→ Goal:
Copy the records that follow exactly as written, but not their pictures.

■ ■ ■

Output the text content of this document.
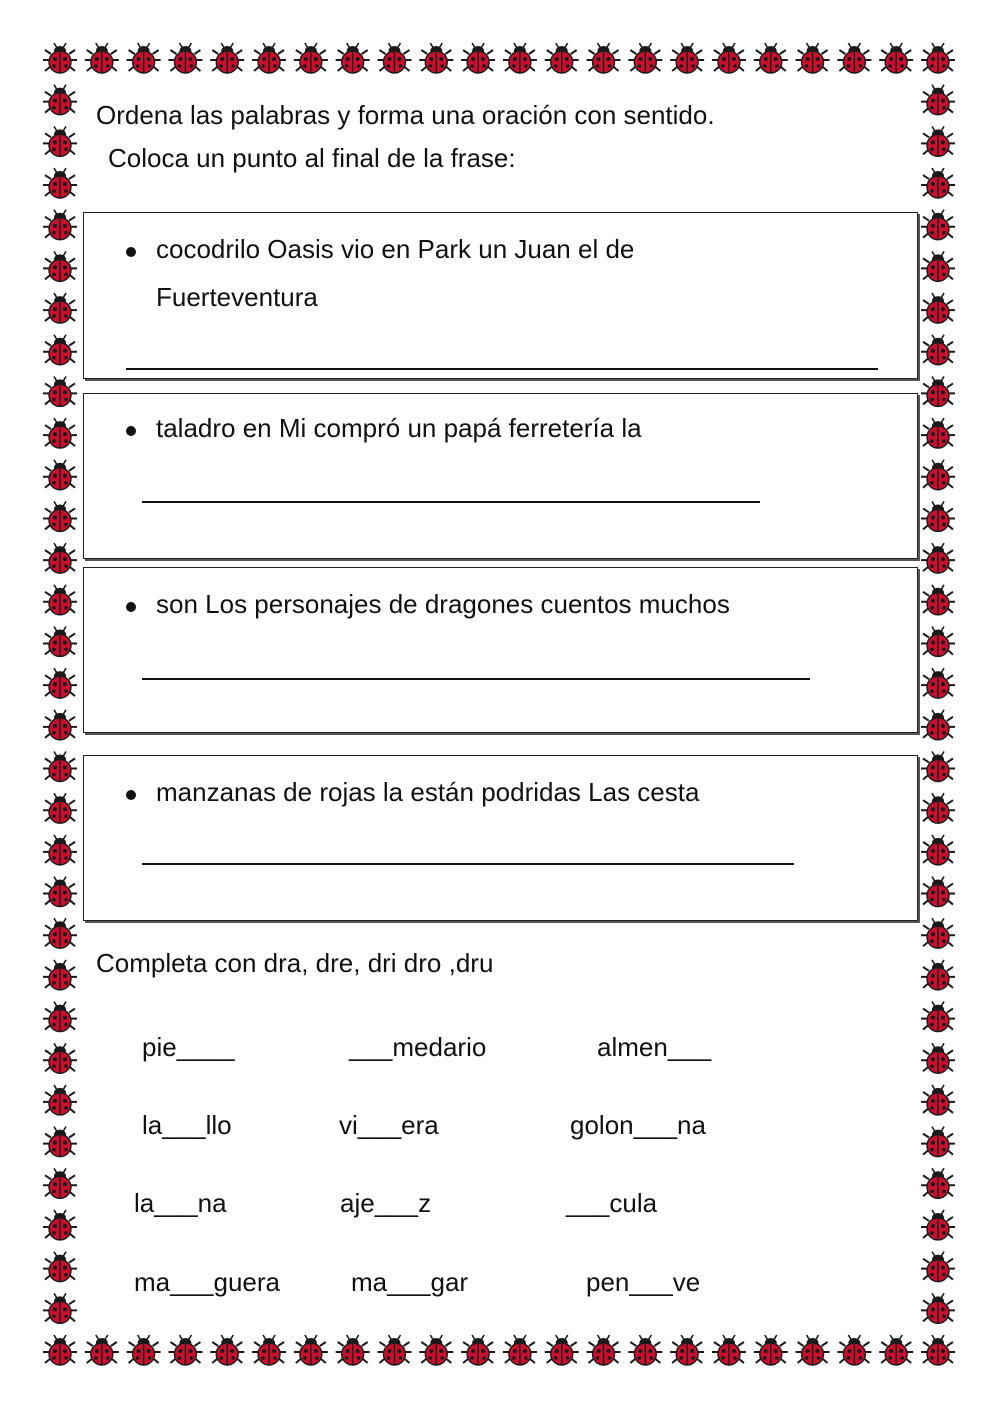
Ordena las palabras y forma una oración con sentido.
Coloca un punto al final de la frase:
cocodrilo Oasis vio en Park un Juan el de Fuerteventura
taladro en Mi compró un papá ferretería la
son Los personajes de dragones cuentos muchos
manzanas de rojas la están podridas Las cesta
Completa con dra, dre, dri dro ,dru
pie____	___medario	almen___
la___llo	vi___era	golon___na
la___na	aje___z	___cula
ma___guera	ma___gar	pen___ve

■ ■ ■

→ Written answer:
Output the text content of this document.
Ordena las palabras y forma una oración con sentido.
Coloca un punto al final de la frase:
cocodrilo Oasis vio en Park un Juan el de Fuerteventura
taladro en Mi compró un papá ferretería la
son Los personajes de dragones cuentos muchos
manzanas de rojas la están podridas Las cesta
Completa con dra, dre, dri dro ,dru
pie____	___medario	almen___
la___llo	vi___era	golon___na
la___na	aje___z	___cula
ma___guera	ma___gar	pen___ve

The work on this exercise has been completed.